EXERCISE
Transcribe all the entries word for word, omitting any pictures they contain.

GIVEN DATA
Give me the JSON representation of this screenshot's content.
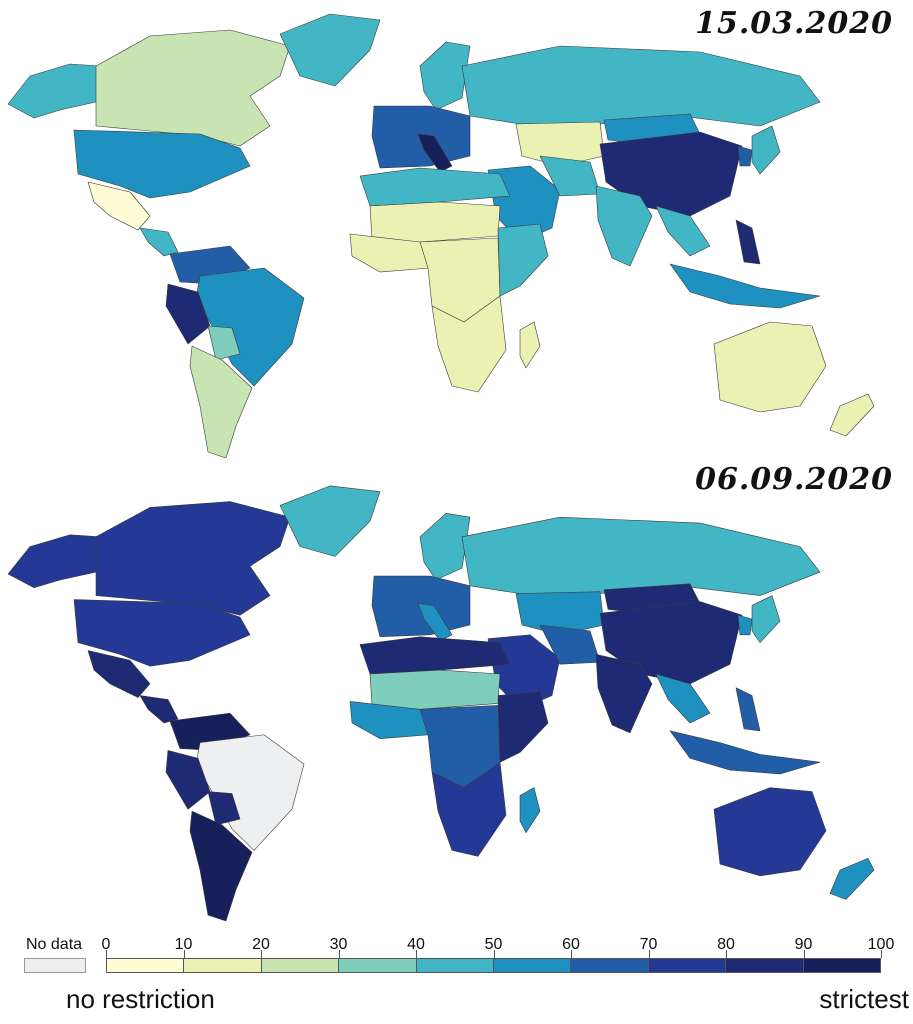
{
  "maps": [
    {
      "date": "15.03.2020",
      "regions": {
        "canada": 20,
        "alaska": 40,
        "greenland": 40,
        "usa": 50,
        "mexico": 5,
        "central_america": 40,
        "colombia_venezuela": 60,
        "brazil": 50,
        "peru": 80,
        "bolivia": 30,
        "argentina_chile": 25,
        "europe_west": 60,
        "italy": 90,
        "scandinavia": 40,
        "russia": 40,
        "kazakhstan": 10,
        "china": 80,
        "mongolia": 55,
        "india": 40,
        "middle_east": 50,
        "iran": 40,
        "north_africa": 40,
        "sahara": 10,
        "west_africa": 10,
        "central_africa": 10,
        "east_africa": 40,
        "southern_africa": 10,
        "madagascar": 10,
        "se_asia": 40,
        "indonesia": 50,
        "philippines": 80,
        "japan": 40,
        "korea": 60,
        "australia": 10,
        "new_zealand": 10
      }
    },
    {
      "date": "06.09.2020",
      "regions": {
        "canada": 70,
        "alaska": 70,
        "greenland": 40,
        "usa": 70,
        "mexico": 80,
        "central_america": 80,
        "colombia_venezuela": 90,
        "brazil": null,
        "peru": 80,
        "bolivia": 80,
        "argentina_chile": 95,
        "europe_west": 60,
        "italy": 50,
        "scandinavia": 40,
        "russia": 40,
        "kazakhstan": 50,
        "china": 80,
        "mongolia": 80,
        "india": 85,
        "middle_east": 70,
        "iran": 60,
        "north_africa": 80,
        "sahara": 30,
        "west_africa": 50,
        "central_africa": 60,
        "east_africa": 80,
        "southern_africa": 70,
        "madagascar": 50,
        "se_asia": 50,
        "indonesia": 60,
        "philippines": 60,
        "japan": 40,
        "korea": 50,
        "australia": 75,
        "new_zealand": 50
      }
    }
  ],
  "legend": {
    "no_data_label": "No data",
    "ticks": [
      "0",
      "10",
      "20",
      "30",
      "40",
      "50",
      "60",
      "70",
      "80",
      "90",
      "100"
    ],
    "colors": [
      "#fffdd6",
      "#eaf1b3",
      "#c8e4b2",
      "#7fcdbb",
      "#42b6c5",
      "#1e91c0",
      "#225ea8",
      "#243996",
      "#1f2a74",
      "#17205a"
    ],
    "no_data_color": "#eeeff1",
    "low_caption": "no restriction",
    "high_caption": "strictest"
  }
}
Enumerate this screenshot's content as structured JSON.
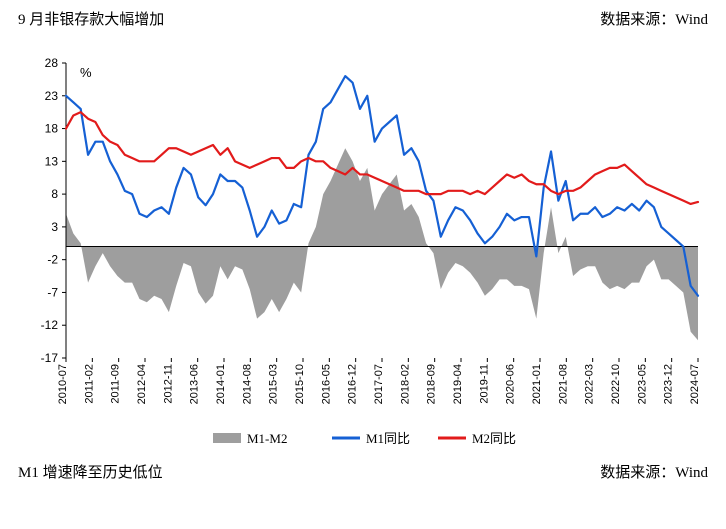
{
  "header": {
    "title": "9 月非银存款大幅增加",
    "source_label": "数据来源：Wind"
  },
  "footer": {
    "title": "M1 增速降至历史低位",
    "source_label": "数据来源：Wind"
  },
  "chart": {
    "type": "line-area-combo",
    "unit_label": "%",
    "background_color": "#ffffff",
    "axis_color": "#000000",
    "ylim": [
      -17,
      28
    ],
    "ytick_step": 5,
    "yticks": [
      28,
      23,
      18,
      13,
      8,
      3,
      -2,
      -7,
      -12,
      -17
    ],
    "label_fontsize": 12,
    "x_labels": [
      "2010-07",
      "2011-02",
      "2011-09",
      "2012-04",
      "2012-11",
      "2013-06",
      "2014-01",
      "2014-08",
      "2015-03",
      "2015-10",
      "2016-05",
      "2016-12",
      "2017-07",
      "2018-02",
      "2018-09",
      "2019-04",
      "2019-11",
      "2020-06",
      "2021-01",
      "2021-08",
      "2022-03",
      "2022-10",
      "2023-05",
      "2023-12",
      "2024-07"
    ],
    "legend": {
      "position": "bottom",
      "items": [
        {
          "label": "M1-M2",
          "type": "area",
          "color": "#9e9e9e"
        },
        {
          "label": "M1同比",
          "type": "line",
          "color": "#1560d4"
        },
        {
          "label": "M2同比",
          "type": "line",
          "color": "#e21b1b"
        }
      ]
    },
    "line_width": 2.2,
    "series": {
      "M1": {
        "color": "#1560d4",
        "values": [
          23,
          22,
          21,
          14,
          16,
          16,
          13,
          11,
          8.5,
          8,
          5,
          4.5,
          5.5,
          6,
          5,
          9,
          12,
          11,
          7.5,
          6.3,
          8,
          11,
          10,
          10,
          9,
          5.5,
          1.5,
          3,
          5.5,
          3.5,
          4,
          6.5,
          6,
          14,
          16,
          21,
          22,
          24,
          26,
          25,
          21,
          23,
          16,
          18,
          19,
          20,
          14,
          15,
          13,
          8.5,
          7,
          1.5,
          4,
          6,
          5.5,
          4,
          2,
          0.5,
          1.5,
          3,
          5,
          4,
          4.5,
          4.5,
          -1.5,
          9,
          14.5,
          7,
          10,
          4,
          5,
          5,
          6,
          4.5,
          5,
          6,
          5.5,
          6.5,
          5.5,
          7,
          6,
          3,
          2,
          1,
          0,
          -6,
          -7.5
        ]
      },
      "M2": {
        "color": "#e21b1b",
        "values": [
          18,
          20,
          20.5,
          19.5,
          19,
          17,
          16,
          15.5,
          14,
          13.5,
          13,
          13,
          13,
          14,
          15,
          15,
          14.5,
          14,
          14.5,
          15,
          15.5,
          14,
          15,
          13,
          12.5,
          12,
          12.5,
          13,
          13.5,
          13.5,
          12,
          12,
          13,
          13.5,
          13,
          13,
          12,
          11.5,
          11,
          12,
          11,
          11,
          10.5,
          10,
          9.5,
          9,
          8.5,
          8.5,
          8.5,
          8,
          8,
          8,
          8.5,
          8.5,
          8.5,
          8,
          8.5,
          8,
          9,
          10,
          11,
          10.5,
          11,
          10,
          9.5,
          9.5,
          8.5,
          8,
          8.5,
          8.5,
          9,
          10,
          11,
          11.5,
          12,
          12,
          12.5,
          11.5,
          10.5,
          9.5,
          9,
          8.5,
          8,
          7.5,
          7,
          6.5,
          6.8
        ]
      },
      "M1_M2": {
        "color": "#9e9e9e",
        "fill_opacity": 1.0,
        "values": [
          5,
          2,
          0.5,
          -5.5,
          -3,
          -1,
          -3,
          -4.5,
          -5.5,
          -5.5,
          -8,
          -8.5,
          -7.5,
          -8,
          -10,
          -6,
          -2.5,
          -3,
          -7,
          -8.7,
          -7.5,
          -3,
          -5,
          -3,
          -3.5,
          -6.5,
          -11,
          -10,
          -8,
          -10,
          -8,
          -5.5,
          -7,
          0.5,
          3,
          8,
          10,
          12.5,
          15,
          13,
          10,
          12,
          5.5,
          8,
          9.5,
          11,
          5.5,
          6.5,
          4.5,
          0.5,
          -1,
          -6.5,
          -4,
          -2.5,
          -3,
          -4,
          -5.5,
          -7.5,
          -6.5,
          -5,
          -5,
          -6,
          -6,
          -6.5,
          -11,
          -1,
          6,
          -1,
          1.5,
          -4.5,
          -3.5,
          -3,
          -3,
          -5.5,
          -6.5,
          -6,
          -6.5,
          -5.5,
          -5.5,
          -3,
          -2,
          -5,
          -5,
          -6,
          -7,
          -13,
          -14.3
        ]
      }
    }
  }
}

TASK ANSWER
Give me the JSON representation of this screenshot's content.
{
  "maps": [
    {
      "date": "15.03.2020",
      "regions": {
        "canada": 20,
        "alaska": 40,
        "greenland": 40,
        "usa": 50,
        "mexico": 5,
        "central_america": 40,
        "colombia_venezuela": 60,
        "brazil": 50,
        "peru": 80,
        "bolivia": 30,
        "argentina_chile": 25,
        "europe_west": 60,
        "italy": 90,
        "scandinavia": 40,
        "russia": 40,
        "kazakhstan": 10,
        "china": 80,
        "mongolia": 55,
        "india": 40,
        "middle_east": 50,
        "iran": 40,
        "north_africa": 40,
        "sahara": 10,
        "west_africa": 10,
        "central_africa": 10,
        "east_africa": 40,
        "southern_africa": 10,
        "madagascar": 10,
        "se_asia": 40,
        "indonesia": 50,
        "philippines": 80,
        "japan": 40,
        "korea": 60,
        "australia": 10,
        "new_zealand": 10
      }
    },
    {
      "date": "06.09.2020",
      "regions": {
        "canada": 70,
        "alaska": 70,
        "greenland": 40,
        "usa": 70,
        "mexico": 80,
        "central_america": 80,
        "colombia_venezuela": 90,
        "brazil": null,
        "peru": 80,
        "bolivia": 80,
        "argentina_chile": 95,
        "europe_west": 60,
        "italy": 50,
        "scandinavia": 40,
        "russia": 40,
        "kazakhstan": 50,
        "china": 80,
        "mongolia": 80,
        "india": 85,
        "middle_east": 70,
        "iran": 60,
        "north_africa": 80,
        "sahara": 30,
        "west_africa": 50,
        "central_africa": 60,
        "east_africa": 80,
        "southern_africa": 70,
        "madagascar": 50,
        "se_asia": 50,
        "indonesia": 60,
        "philippines": 60,
        "japan": 40,
        "korea": 50,
        "australia": 75,
        "new_zealand": 50
      }
    }
  ],
  "legend": {
    "no_data_label": "No data",
    "ticks": [
      "0",
      "10",
      "20",
      "30",
      "40",
      "50",
      "60",
      "70",
      "80",
      "90",
      "100"
    ],
    "colors": [
      "#fffdd6",
      "#eaf1b3",
      "#c8e4b2",
      "#7fcdbb",
      "#42b6c5",
      "#1e91c0",
      "#225ea8",
      "#243996",
      "#1f2a74",
      "#17205a"
    ],
    "no_data_color": "#eeeff1",
    "low_caption": "no restriction",
    "high_caption": "strictest"
  }
}
Enumerate this screenshot's content as structured JSON.
{
  "header": {
    "title": "9 月非银存款大幅增加",
    "source_label": "数据来源：Wind"
  },
  "footer": {
    "title": "M1 增速降至历史低位",
    "source_label": "数据来源：Wind"
  },
  "chart": {
    "type": "line-area-combo",
    "unit_label": "%",
    "background_color": "#ffffff",
    "axis_color": "#000000",
    "ylim": [
      -17,
      28
    ],
    "ytick_step": 5,
    "yticks": [
      28,
      23,
      18,
      13,
      8,
      3,
      -2,
      -7,
      -12,
      -17
    ],
    "label_fontsize": 12,
    "x_labels": [
      "2010-07",
      "2011-02",
      "2011-09",
      "2012-04",
      "2012-11",
      "2013-06",
      "2014-01",
      "2014-08",
      "2015-03",
      "2015-10",
      "2016-05",
      "2016-12",
      "2017-07",
      "2018-02",
      "2018-09",
      "2019-04",
      "2019-11",
      "2020-06",
      "2021-01",
      "2021-08",
      "2022-03",
      "2022-10",
      "2023-05",
      "2023-12",
      "2024-07"
    ],
    "legend": {
      "position": "bottom",
      "items": [
        {
          "label": "M1-M2",
          "type": "area",
          "color": "#9e9e9e"
        },
        {
          "label": "M1同比",
          "type": "line",
          "color": "#1560d4"
        },
        {
          "label": "M2同比",
          "type": "line",
          "color": "#e21b1b"
        }
      ]
    },
    "line_width": 2.2,
    "series": {
      "M1": {
        "color": "#1560d4",
        "values": [
          23,
          22,
          21,
          14,
          16,
          16,
          13,
          11,
          8.5,
          8,
          5,
          4.5,
          5.5,
          6,
          5,
          9,
          12,
          11,
          7.5,
          6.3,
          8,
          11,
          10,
          10,
          9,
          5.5,
          1.5,
          3,
          5.5,
          3.5,
          4,
          6.5,
          6,
          14,
          16,
          21,
          22,
          24,
          26,
          25,
          21,
          23,
          16,
          18,
          19,
          20,
          14,
          15,
          13,
          8.5,
          7,
          1.5,
          4,
          6,
          5.5,
          4,
          2,
          0.5,
          1.5,
          3,
          5,
          4,
          4.5,
          4.5,
          -1.5,
          9,
          14.5,
          7,
          10,
          4,
          5,
          5,
          6,
          4.5,
          5,
          6,
          5.5,
          6.5,
          5.5,
          7,
          6,
          3,
          2,
          1,
          0,
          -6,
          -7.5
        ]
      },
      "M2": {
        "color": "#e21b1b",
        "values": [
          18,
          20,
          20.5,
          19.5,
          19,
          17,
          16,
          15.5,
          14,
          13.5,
          13,
          13,
          13,
          14,
          15,
          15,
          14.5,
          14,
          14.5,
          15,
          15.5,
          14,
          15,
          13,
          12.5,
          12,
          12.5,
          13,
          13.5,
          13.5,
          12,
          12,
          13,
          13.5,
          13,
          13,
          12,
          11.5,
          11,
          12,
          11,
          11,
          10.5,
          10,
          9.5,
          9,
          8.5,
          8.5,
          8.5,
          8,
          8,
          8,
          8.5,
          8.5,
          8.5,
          8,
          8.5,
          8,
          9,
          10,
          11,
          10.5,
          11,
          10,
          9.5,
          9.5,
          8.5,
          8,
          8.5,
          8.5,
          9,
          10,
          11,
          11.5,
          12,
          12,
          12.5,
          11.5,
          10.5,
          9.5,
          9,
          8.5,
          8,
          7.5,
          7,
          6.5,
          6.8
        ]
      },
      "M1_M2": {
        "color": "#9e9e9e",
        "fill_opacity": 1.0,
        "values": [
          5,
          2,
          0.5,
          -5.5,
          -3,
          -1,
          -3,
          -4.5,
          -5.5,
          -5.5,
          -8,
          -8.5,
          -7.5,
          -8,
          -10,
          -6,
          -2.5,
          -3,
          -7,
          -8.7,
          -7.5,
          -3,
          -5,
          -3,
          -3.5,
          -6.5,
          -11,
          -10,
          -8,
          -10,
          -8,
          -5.5,
          -7,
          0.5,
          3,
          8,
          10,
          12.5,
          15,
          13,
          10,
          12,
          5.5,
          8,
          9.5,
          11,
          5.5,
          6.5,
          4.5,
          0.5,
          -1,
          -6.5,
          -4,
          -2.5,
          -3,
          -4,
          -5.5,
          -7.5,
          -6.5,
          -5,
          -5,
          -6,
          -6,
          -6.5,
          -11,
          -1,
          6,
          -1,
          1.5,
          -4.5,
          -3.5,
          -3,
          -3,
          -5.5,
          -6.5,
          -6,
          -6.5,
          -5.5,
          -5.5,
          -3,
          -2,
          -5,
          -5,
          -6,
          -7,
          -13,
          -14.3
        ]
      }
    }
  }
}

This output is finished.